▶ [TEXT SEGMENT]
=-=-=
When we were young, characters wandered the streets of Disneyland with the same happy, care-free abundance that rodents wandered the streets of London before it was learned that they spread the plague. True, the analogy suffers because we like Disneyland characters but dislike plague rats, but the point stands.
All of this changed when guests realized that characters would politely sign autographs for those who requested them. Today, characters are often mobbed to the point of inaccessibility by autograph seekers, and the line to wave a pen at Peter Pan might be an hour long (or half that if FASTPASS is available).
Not long ago at the park, we witnessed a scene that made us realize that the autograph situation had completely lost control:

Yes, you can believe your eyes: Ariel is asking Aurora for her autograph.
=-=-=
▶ [SUPPLIED INFORMATION]

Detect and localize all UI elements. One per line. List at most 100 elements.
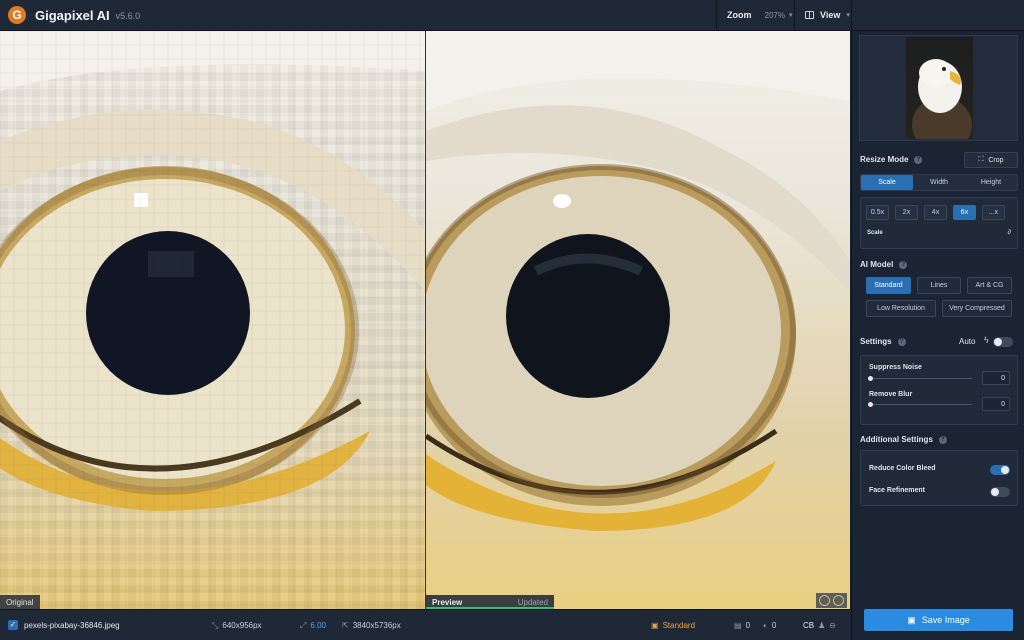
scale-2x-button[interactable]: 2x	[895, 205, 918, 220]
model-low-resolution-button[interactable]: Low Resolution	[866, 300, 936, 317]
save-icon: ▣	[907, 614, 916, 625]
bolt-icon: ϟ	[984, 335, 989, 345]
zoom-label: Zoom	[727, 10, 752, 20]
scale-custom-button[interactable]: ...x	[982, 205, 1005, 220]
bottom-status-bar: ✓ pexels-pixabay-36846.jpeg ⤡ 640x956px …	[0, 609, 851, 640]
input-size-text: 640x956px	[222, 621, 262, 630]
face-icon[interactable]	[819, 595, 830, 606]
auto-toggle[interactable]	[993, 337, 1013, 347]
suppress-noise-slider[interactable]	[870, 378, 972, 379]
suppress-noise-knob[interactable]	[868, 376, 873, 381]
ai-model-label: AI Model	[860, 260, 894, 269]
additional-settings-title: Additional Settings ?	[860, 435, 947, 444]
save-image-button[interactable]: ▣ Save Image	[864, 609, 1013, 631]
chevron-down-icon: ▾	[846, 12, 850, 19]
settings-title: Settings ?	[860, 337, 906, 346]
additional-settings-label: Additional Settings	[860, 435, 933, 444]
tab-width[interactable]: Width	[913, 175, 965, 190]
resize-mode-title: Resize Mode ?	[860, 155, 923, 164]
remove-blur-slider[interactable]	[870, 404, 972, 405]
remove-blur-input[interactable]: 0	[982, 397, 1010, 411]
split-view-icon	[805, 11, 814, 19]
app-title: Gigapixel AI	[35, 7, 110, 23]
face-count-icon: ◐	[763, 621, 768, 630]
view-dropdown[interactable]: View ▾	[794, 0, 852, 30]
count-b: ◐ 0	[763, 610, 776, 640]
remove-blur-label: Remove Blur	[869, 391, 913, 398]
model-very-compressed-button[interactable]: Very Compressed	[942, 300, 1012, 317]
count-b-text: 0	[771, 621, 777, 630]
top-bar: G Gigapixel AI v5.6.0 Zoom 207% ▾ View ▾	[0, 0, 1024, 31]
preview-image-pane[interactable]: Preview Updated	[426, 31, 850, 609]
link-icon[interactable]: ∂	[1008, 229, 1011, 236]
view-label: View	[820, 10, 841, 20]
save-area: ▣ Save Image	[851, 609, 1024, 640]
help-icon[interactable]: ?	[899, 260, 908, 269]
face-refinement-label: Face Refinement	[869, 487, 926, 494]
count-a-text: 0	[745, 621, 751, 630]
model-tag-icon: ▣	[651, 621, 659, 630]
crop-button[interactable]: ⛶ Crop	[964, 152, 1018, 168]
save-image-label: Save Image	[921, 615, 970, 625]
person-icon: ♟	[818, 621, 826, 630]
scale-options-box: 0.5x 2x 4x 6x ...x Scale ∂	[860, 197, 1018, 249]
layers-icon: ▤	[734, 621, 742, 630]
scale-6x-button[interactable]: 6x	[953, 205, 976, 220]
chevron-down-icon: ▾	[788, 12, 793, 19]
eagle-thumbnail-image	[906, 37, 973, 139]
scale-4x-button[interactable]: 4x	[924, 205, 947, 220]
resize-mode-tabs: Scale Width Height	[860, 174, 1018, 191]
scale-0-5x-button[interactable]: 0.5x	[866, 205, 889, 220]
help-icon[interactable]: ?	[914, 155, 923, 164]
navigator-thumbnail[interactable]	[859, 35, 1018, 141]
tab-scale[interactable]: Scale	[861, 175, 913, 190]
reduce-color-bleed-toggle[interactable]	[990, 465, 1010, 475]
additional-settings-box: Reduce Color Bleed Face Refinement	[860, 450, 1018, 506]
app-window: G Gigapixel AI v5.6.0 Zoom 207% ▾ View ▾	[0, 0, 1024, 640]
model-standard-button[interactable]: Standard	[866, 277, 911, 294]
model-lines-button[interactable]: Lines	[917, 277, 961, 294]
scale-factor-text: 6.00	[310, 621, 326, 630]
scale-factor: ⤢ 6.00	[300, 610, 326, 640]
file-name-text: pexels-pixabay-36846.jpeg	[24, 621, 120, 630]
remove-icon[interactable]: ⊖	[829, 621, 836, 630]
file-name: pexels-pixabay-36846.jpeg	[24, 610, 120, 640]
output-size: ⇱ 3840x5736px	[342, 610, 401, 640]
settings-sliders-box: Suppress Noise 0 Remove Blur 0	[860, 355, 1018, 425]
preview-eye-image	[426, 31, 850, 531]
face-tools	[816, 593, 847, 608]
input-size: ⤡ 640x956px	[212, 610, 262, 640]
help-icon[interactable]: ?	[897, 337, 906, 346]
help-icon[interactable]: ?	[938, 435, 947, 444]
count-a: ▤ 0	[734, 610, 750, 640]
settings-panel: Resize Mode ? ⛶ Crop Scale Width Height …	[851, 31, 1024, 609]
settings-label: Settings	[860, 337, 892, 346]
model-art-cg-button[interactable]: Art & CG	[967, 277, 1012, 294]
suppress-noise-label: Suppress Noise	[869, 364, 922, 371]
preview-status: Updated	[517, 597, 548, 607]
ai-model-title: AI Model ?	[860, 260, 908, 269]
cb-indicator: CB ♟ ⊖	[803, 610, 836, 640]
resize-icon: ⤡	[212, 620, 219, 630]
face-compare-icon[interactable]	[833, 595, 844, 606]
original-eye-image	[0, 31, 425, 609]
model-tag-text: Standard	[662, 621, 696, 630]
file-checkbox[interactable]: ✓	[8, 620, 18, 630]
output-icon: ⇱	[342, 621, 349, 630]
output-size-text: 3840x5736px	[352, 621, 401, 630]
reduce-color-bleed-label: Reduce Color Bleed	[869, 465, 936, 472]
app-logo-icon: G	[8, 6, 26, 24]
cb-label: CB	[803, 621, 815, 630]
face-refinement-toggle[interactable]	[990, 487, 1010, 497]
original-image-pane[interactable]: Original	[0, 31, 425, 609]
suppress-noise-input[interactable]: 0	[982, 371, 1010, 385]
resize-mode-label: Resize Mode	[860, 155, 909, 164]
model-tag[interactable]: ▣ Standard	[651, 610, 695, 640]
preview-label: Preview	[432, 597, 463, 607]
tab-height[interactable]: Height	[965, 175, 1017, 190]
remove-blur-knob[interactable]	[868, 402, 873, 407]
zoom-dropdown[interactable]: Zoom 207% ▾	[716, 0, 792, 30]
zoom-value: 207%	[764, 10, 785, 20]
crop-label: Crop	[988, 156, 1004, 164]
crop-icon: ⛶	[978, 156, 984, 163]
=-=-=
▶ [SET TASKS]
• A. Print every line of the entries from the one containing "205, 918, 220]" down to the one containing "31, 850, 609]", with both of those lines included.
• B. Write what comes next in the Disneyland passage, picking up after its final sentence.
The entries have no connection to the Disneyland passage.

▶ [ANSWERS TO EACH TASK]
• A.
scale-2x-button[interactable]: 2x	[895, 205, 918, 220]
model-low-resolution-button[interactable]: Low Resolution	[866, 300, 936, 317]
save-icon: ▣	[907, 614, 916, 625]
bolt-icon: ϟ	[984, 335, 989, 345]
zoom-label: Zoom	[727, 10, 752, 20]
scale-custom-button[interactable]: ...x	[982, 205, 1005, 220]
bottom-status-bar: ✓ pexels-pixabay-36846.jpeg ⤡ 640x956px …	[0, 609, 851, 640]
input-size-text: 640x956px	[222, 621, 262, 630]
face-icon[interactable]	[819, 595, 830, 606]
auto-toggle[interactable]	[993, 337, 1013, 347]
suppress-noise-slider[interactable]	[870, 378, 972, 379]
suppress-noise-knob[interactable]	[868, 376, 873, 381]
ai-model-label: AI Model	[860, 260, 894, 269]
additional-settings-title: Additional Settings ?	[860, 435, 947, 444]
save-image-button[interactable]: ▣ Save Image	[864, 609, 1013, 631]
chevron-down-icon: ▾	[846, 12, 850, 19]
settings-title: Settings ?	[860, 337, 906, 346]
additional-settings-label: Additional Settings	[860, 435, 933, 444]
tab-width[interactable]: Width	[913, 175, 965, 190]
resize-mode-title: Resize Mode ?	[860, 155, 923, 164]
remove-blur-slider[interactable]	[870, 404, 972, 405]
remove-blur-input[interactable]: 0	[982, 397, 1010, 411]
split-view-icon	[805, 11, 814, 19]
app-title: Gigapixel AI	[35, 7, 110, 23]
face-count-icon: ◐	[763, 621, 768, 630]
view-dropdown[interactable]: View ▾	[794, 0, 852, 30]
count-b: ◐ 0	[763, 610, 776, 640]
remove-blur-label: Remove Blur	[869, 391, 913, 398]
model-very-compressed-button[interactable]: Very Compressed	[942, 300, 1012, 317]
count-b-text: 0	[771, 621, 777, 630]
top-bar: G Gigapixel AI v5.6.0 Zoom 207% ▾ View ▾	[0, 0, 1024, 31]
preview-image-pane[interactable]: Preview Updated	[426, 31, 850, 609]

• B.
Why, you ask, would a princess need another princess’ autograph? Particularly a princess who lives beneath the ocean and therefore can’t take an autograph book home without it becoming instantly waterlogged? And if this bizarre perturbation of roles is allowed, what next? Guests performing safety inspections? Shops staffed entirely by feral cats? Disneyland executives actually seen in the park? The mind boggles.
Please forward, Facebook, tweet, post, re-post, Instragram, Spotify, blog, pin, e-mail, link to, and share this photo as much as possible. We hope that, should it gain enough publicity, we will be able to get an official statement from Disney of their policy on character-to-character autographing interactions.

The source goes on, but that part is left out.